* Start *
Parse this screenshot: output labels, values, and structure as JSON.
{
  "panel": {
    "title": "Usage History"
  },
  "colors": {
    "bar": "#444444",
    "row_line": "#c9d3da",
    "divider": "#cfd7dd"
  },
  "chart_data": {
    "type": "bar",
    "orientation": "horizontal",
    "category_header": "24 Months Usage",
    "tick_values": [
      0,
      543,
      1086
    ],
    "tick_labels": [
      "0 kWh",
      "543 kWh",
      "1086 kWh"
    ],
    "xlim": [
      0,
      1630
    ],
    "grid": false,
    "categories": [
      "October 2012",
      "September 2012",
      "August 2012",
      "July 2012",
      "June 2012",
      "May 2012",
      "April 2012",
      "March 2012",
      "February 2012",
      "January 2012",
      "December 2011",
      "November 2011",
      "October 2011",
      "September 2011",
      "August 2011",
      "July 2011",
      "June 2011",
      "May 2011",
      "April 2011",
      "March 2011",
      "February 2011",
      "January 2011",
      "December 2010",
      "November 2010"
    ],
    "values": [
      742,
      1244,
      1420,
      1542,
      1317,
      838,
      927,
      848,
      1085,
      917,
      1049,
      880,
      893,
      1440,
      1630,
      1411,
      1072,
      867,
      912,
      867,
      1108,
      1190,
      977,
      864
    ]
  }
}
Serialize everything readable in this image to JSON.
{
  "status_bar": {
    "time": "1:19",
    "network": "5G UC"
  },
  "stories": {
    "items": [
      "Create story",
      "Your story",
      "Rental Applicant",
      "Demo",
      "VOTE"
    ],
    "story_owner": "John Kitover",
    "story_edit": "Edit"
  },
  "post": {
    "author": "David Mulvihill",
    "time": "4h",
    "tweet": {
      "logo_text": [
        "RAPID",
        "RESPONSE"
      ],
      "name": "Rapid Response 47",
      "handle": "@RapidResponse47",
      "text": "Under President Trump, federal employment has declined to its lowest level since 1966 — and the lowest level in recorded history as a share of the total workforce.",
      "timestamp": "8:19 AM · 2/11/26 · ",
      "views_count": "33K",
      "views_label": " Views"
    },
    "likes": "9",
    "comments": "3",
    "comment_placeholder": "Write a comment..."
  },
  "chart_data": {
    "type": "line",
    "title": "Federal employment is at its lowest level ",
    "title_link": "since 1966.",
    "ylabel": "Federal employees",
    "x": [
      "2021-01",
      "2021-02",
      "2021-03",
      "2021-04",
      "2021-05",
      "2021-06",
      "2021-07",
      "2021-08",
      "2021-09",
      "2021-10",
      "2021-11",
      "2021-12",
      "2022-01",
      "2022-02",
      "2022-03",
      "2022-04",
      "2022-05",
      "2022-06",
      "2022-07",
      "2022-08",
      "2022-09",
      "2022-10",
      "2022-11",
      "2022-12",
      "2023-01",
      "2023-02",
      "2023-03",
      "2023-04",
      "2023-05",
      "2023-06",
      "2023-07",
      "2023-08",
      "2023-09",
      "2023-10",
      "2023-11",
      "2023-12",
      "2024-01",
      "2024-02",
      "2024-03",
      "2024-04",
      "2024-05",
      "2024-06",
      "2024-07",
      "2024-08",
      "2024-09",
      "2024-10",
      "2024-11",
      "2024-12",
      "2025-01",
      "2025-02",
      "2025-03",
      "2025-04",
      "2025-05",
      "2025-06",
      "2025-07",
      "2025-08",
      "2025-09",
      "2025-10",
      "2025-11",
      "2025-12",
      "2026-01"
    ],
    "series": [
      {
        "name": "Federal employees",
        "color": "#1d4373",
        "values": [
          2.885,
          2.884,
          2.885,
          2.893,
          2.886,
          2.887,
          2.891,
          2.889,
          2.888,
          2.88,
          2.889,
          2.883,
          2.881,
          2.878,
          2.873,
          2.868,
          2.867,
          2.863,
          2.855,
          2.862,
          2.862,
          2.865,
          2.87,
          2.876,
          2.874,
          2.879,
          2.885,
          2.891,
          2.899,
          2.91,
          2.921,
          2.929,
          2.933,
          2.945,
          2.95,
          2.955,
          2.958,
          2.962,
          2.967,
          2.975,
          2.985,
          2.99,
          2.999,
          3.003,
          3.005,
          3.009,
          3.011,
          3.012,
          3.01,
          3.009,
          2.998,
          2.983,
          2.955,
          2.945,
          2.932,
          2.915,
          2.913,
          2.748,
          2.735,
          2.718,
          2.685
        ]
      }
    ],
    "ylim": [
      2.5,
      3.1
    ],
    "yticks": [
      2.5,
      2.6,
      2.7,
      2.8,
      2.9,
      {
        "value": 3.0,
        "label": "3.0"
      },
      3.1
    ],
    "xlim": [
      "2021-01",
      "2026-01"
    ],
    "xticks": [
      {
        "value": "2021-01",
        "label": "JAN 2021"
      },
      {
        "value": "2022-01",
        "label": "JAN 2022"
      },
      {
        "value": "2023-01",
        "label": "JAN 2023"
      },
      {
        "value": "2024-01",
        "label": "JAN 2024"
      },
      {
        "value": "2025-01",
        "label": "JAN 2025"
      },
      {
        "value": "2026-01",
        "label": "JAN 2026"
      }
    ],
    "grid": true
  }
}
* End *
PROMPT: All of the entries above should be written out again exactly.

THE OUTPUT:
Parse this screenshot: output labels, values, and structure as JSON.
{
  "panel": {
    "title": "Usage History"
  },
  "colors": {
    "bar": "#444444",
    "row_line": "#c9d3da",
    "divider": "#cfd7dd"
  },
  "chart_data": {
    "type": "bar",
    "orientation": "horizontal",
    "category_header": "24 Months Usage",
    "tick_values": [
      0,
      543,
      1086
    ],
    "tick_labels": [
      "0 kWh",
      "543 kWh",
      "1086 kWh"
    ],
    "xlim": [
      0,
      1630
    ],
    "grid": false,
    "categories": [
      "October 2012",
      "September 2012",
      "August 2012",
      "July 2012",
      "June 2012",
      "May 2012",
      "April 2012",
      "March 2012",
      "February 2012",
      "January 2012",
      "December 2011",
      "November 2011",
      "October 2011",
      "September 2011",
      "August 2011",
      "July 2011",
      "June 2011",
      "May 2011",
      "April 2011",
      "March 2011",
      "February 2011",
      "January 2011",
      "December 2010",
      "November 2010"
    ],
    "values": [
      742,
      1244,
      1420,
      1542,
      1317,
      838,
      927,
      848,
      1085,
      917,
      1049,
      880,
      893,
      1440,
      1630,
      1411,
      1072,
      867,
      912,
      867,
      1108,
      1190,
      977,
      864
    ]
  }
}
Serialize everything readable in this image to JSON.
{
  "status_bar": {
    "time": "1:19",
    "network": "5G UC"
  },
  "stories": {
    "items": [
      "Create story",
      "Your story",
      "Rental Applicant",
      "Demo",
      "VOTE"
    ],
    "story_owner": "John Kitover",
    "story_edit": "Edit"
  },
  "post": {
    "author": "David Mulvihill",
    "time": "4h",
    "tweet": {
      "logo_text": [
        "RAPID",
        "RESPONSE"
      ],
      "name": "Rapid Response 47",
      "handle": "@RapidResponse47",
      "text": "Under President Trump, federal employment has declined to its lowest level since 1966 — and the lowest level in recorded history as a share of the total workforce.",
      "timestamp": "8:19 AM · 2/11/26 · ",
      "views_count": "33K",
      "views_label": " Views"
    },
    "likes": "9",
    "comments": "3",
    "comment_placeholder": "Write a comment..."
  },
  "chart_data": {
    "type": "line",
    "title": "Federal employment is at its lowest level ",
    "title_link": "since 1966.",
    "ylabel": "Federal employees",
    "x": [
      "2021-01",
      "2021-02",
      "2021-03",
      "2021-04",
      "2021-05",
      "2021-06",
      "2021-07",
      "2021-08",
      "2021-09",
      "2021-10",
      "2021-11",
      "2021-12",
      "2022-01",
      "2022-02",
      "2022-03",
      "2022-04",
      "2022-05",
      "2022-06",
      "2022-07",
      "2022-08",
      "2022-09",
      "2022-10",
      "2022-11",
      "2022-12",
      "2023-01",
      "2023-02",
      "2023-03",
      "2023-04",
      "2023-05",
      "2023-06",
      "2023-07",
      "2023-08",
      "2023-09",
      "2023-10",
      "2023-11",
      "2023-12",
      "2024-01",
      "2024-02",
      "2024-03",
      "2024-04",
      "2024-05",
      "2024-06",
      "2024-07",
      "2024-08",
      "2024-09",
      "2024-10",
      "2024-11",
      "2024-12",
      "2025-01",
      "2025-02",
      "2025-03",
      "2025-04",
      "2025-05",
      "2025-06",
      "2025-07",
      "2025-08",
      "2025-09",
      "2025-10",
      "2025-11",
      "2025-12",
      "2026-01"
    ],
    "series": [
      {
        "name": "Federal employees",
        "color": "#1d4373",
        "values": [
          2.885,
          2.884,
          2.885,
          2.893,
          2.886,
          2.887,
          2.891,
          2.889,
          2.888,
          2.88,
          2.889,
          2.883,
          2.881,
          2.878,
          2.873,
          2.868,
          2.867,
          2.863,
          2.855,
          2.862,
          2.862,
          2.865,
          2.87,
          2.876,
          2.874,
          2.879,
          2.885,
          2.891,
          2.899,
          2.91,
          2.921,
          2.929,
          2.933,
          2.945,
          2.95,
          2.955,
          2.958,
          2.962,
          2.967,
          2.975,
          2.985,
          2.99,
          2.999,
          3.003,
          3.005,
          3.009,
          3.011,
          3.012,
          3.01,
          3.009,
          2.998,
          2.983,
          2.955,
          2.945,
          2.932,
          2.915,
          2.913,
          2.748,
          2.735,
          2.718,
          2.685
        ]
      }
    ],
    "ylim": [
      2.5,
      3.1
    ],
    "yticks": [
      2.5,
      2.6,
      2.7,
      2.8,
      2.9,
      {
        "value": 3.0,
        "label": "3.0"
      },
      3.1
    ],
    "xlim": [
      "2021-01",
      "2026-01"
    ],
    "xticks": [
      {
        "value": "2021-01",
        "label": "JAN 2021"
      },
      {
        "value": "2022-01",
        "label": "JAN 2022"
      },
      {
        "value": "2023-01",
        "label": "JAN 2023"
      },
      {
        "value": "2024-01",
        "label": "JAN 2024"
      },
      {
        "value": "2025-01",
        "label": "JAN 2025"
      },
      {
        "value": "2026-01",
        "label": "JAN 2026"
      }
    ],
    "grid": true
  }
}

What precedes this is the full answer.